説明

エアロゾルを用いたアルミニウムドープ酸化亜鉛透明導電膜の製造方法

【課題】原料に用いるアルミニウムドープ酸化亜鉛微粒子の導電性を損なうことなく、高い導電性、透明性を有する透明導電膜を簡易に効率よく、低コストで製造可能な透明導電膜の製造方法を提供する。
【解決手段】アルミニウムドープ酸化亜鉛微粒子にキャリアガスを混合してエアロゾルを形成する工程(I)、及び前記エアロゾルをノズルから噴射して基板に衝突させ基板上に前記微粒子からなる透明導電膜を形成する工程(II)を含む。

【発明の詳細な説明】
【技術分野】
【0001】
本発明は、透明導電膜として有用なアルミニウムドープ酸化亜鉛透明導電膜の製造方法に関する。
◇ ◇ ◇ ◇ ◇ ◇ ◇
§ **作業指示 1**: 記録のうち、「maximize-icon[interactable] xyxy=(923,8,943,28)」を含む行から「dropdown-icon[interactable] xyxy=(863,8,883,28)」を含む行までを番号付きリストに変換すること。空行は含めない。

§ **出典の記録**:
◇ ◇ ◇ ◇ ◇ ◇ ◇
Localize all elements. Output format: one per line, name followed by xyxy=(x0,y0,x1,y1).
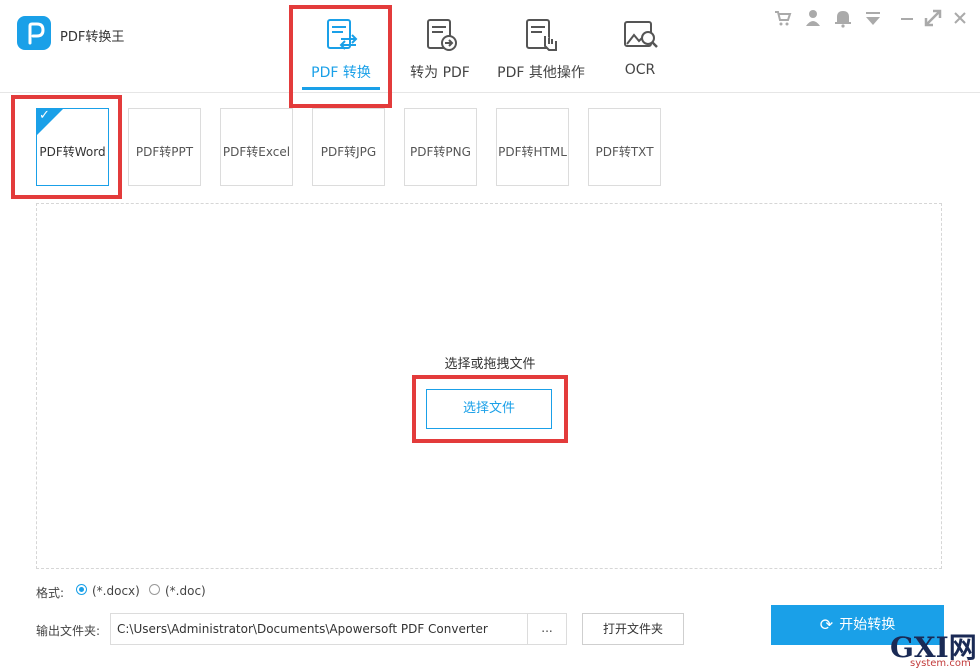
maximize-icon[interactable] xyxy=(923,8,943,28)
format-doc-label: (*.doc) xyxy=(165,584,206,598)
tab-to-pdf-label: 转为 PDF xyxy=(410,65,470,81)
subtab-label: PDF转TXT xyxy=(595,145,654,159)
dropdown-icon[interactable] xyxy=(863,8,883,28)
minimize-icon[interactable] xyxy=(897,8,917,28)
output-folder-label: 输出文件夹: xyxy=(36,624,101,638)
subtab-label: PDF转Excel xyxy=(222,145,291,159)
bell-icon[interactable] xyxy=(833,8,853,28)
subtab-pdf-to-txt[interactable]: PDF转TXT xyxy=(588,108,661,186)
close-icon[interactable] xyxy=(950,8,970,28)
file-dropzone[interactable] xyxy=(36,203,942,569)
watermark: GXI网 system.com xyxy=(884,626,980,670)
subtab-pdf-to-jpg[interactable]: PDF转JPG xyxy=(312,108,385,186)
subtab-pdf-to-excel[interactable]: PDF转Excel xyxy=(220,108,293,186)
refresh-icon: ⟳ xyxy=(819,615,834,634)
browse-button[interactable]: ... xyxy=(527,613,567,645)
subtab-pdf-to-html[interactable]: PDF转HTML xyxy=(496,108,569,186)
tab-pdf-other-label: PDF 其他操作 xyxy=(497,65,585,81)
format-docx-label: (*.docx) xyxy=(92,584,140,598)
format-docx-radio[interactable] xyxy=(76,584,87,595)
open-folder-button[interactable]: 打开文件夹 xyxy=(582,613,684,645)
subtab-pdf-to-ppt[interactable]: PDF转PPT xyxy=(128,108,201,186)
ocr-icon xyxy=(620,16,660,60)
subtab-label: PDF转Word xyxy=(39,145,106,159)
subtab-label: PDF转PPT xyxy=(135,145,194,159)
to-pdf-icon xyxy=(420,16,460,60)
app-title: PDF转换王 xyxy=(60,30,125,45)
format-label: 格式: xyxy=(36,586,65,600)
output-path-field[interactable]: C:\Users\Administrator\Documents\Apowers… xyxy=(110,613,528,645)
window-controls xyxy=(770,8,970,28)
checkmark-icon: ✓ xyxy=(39,108,50,123)
cart-icon[interactable] xyxy=(773,8,793,28)
tab-pdf-other[interactable]: PDF 其他操作 xyxy=(494,10,588,92)
watermark-sub: system.com xyxy=(910,658,971,669)
app-logo xyxy=(17,16,51,50)
user-icon[interactable] xyxy=(803,8,823,28)
subtab-pdf-to-word[interactable]: ✓ PDF转Word xyxy=(36,108,109,186)
format-doc-radio[interactable] xyxy=(149,584,160,595)
select-file-button[interactable]: 选择文件 xyxy=(426,389,552,429)
subtab-label: PDF转HTML xyxy=(498,145,567,159)
pdf-convert-icon xyxy=(321,16,361,60)
tab-ocr-label: OCR xyxy=(624,62,656,78)
tab-ocr[interactable]: OCR xyxy=(610,10,670,92)
dropzone-hint: 选择或拖拽文件 xyxy=(444,357,536,372)
pdf-other-icon xyxy=(521,16,561,60)
tab-to-pdf[interactable]: 转为 PDF xyxy=(405,10,475,92)
subtab-label: PDF转PNG xyxy=(410,145,471,159)
subtab-label: PDF转JPG xyxy=(320,145,377,159)
tab-pdf-convert[interactable]: PDF 转换 xyxy=(298,10,384,92)
tab-pdf-convert-label: PDF 转换 xyxy=(311,65,371,81)
subtab-pdf-to-png[interactable]: PDF转PNG xyxy=(404,108,477,186)
active-tab-indicator xyxy=(302,87,380,90)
◇ ◇ ◇ ◇ ◇ ◇ ◇
§ **作業指示 2**: 透明導電膜の製造方法についての抜粋から、「エアロゾルを用いたアルミニウムドープ酸化亜鉛透明導電膜の製造方法」から「形成する工程(II)を含む。」までを一字も変えずに書き写すこと。

§ **正しい回答 1**:
1. maximize-icon[interactable] xyxy=(923,8,943,28)
2. format-doc-label: (*.doc) xyxy=(165,584,206,598)
3. tab-to-pdf-label: 转为 PDF xyxy=(410,65,470,81)
4. subtab-label: PDF转TXT xyxy=(595,145,654,159)
5. dropdown-icon[interactable] xyxy=(863,8,883,28)

§ **正しい回答 2**:
エアロゾルを用いたアルミニウムドープ酸化亜鉛透明導電膜の製造方法

【課題】原料に用いるアルミニウムドープ酸化亜鉛微粒子の導電性を損なうことなく、高い導電性、透明性を有する透明導電膜を簡易に効率よく、低コストで製造可能な透明導電膜の製造方法を提供する。
【解決手段】アルミニウムドープ酸化亜鉛微粒子にキャリアガスを混合してエアロゾルを形成する工程(I)、及び前記エアロゾルをノズルから噴射して基板に衝突させ基板上に前記微粒子からなる透明導電膜を形成する工程(II)を含む。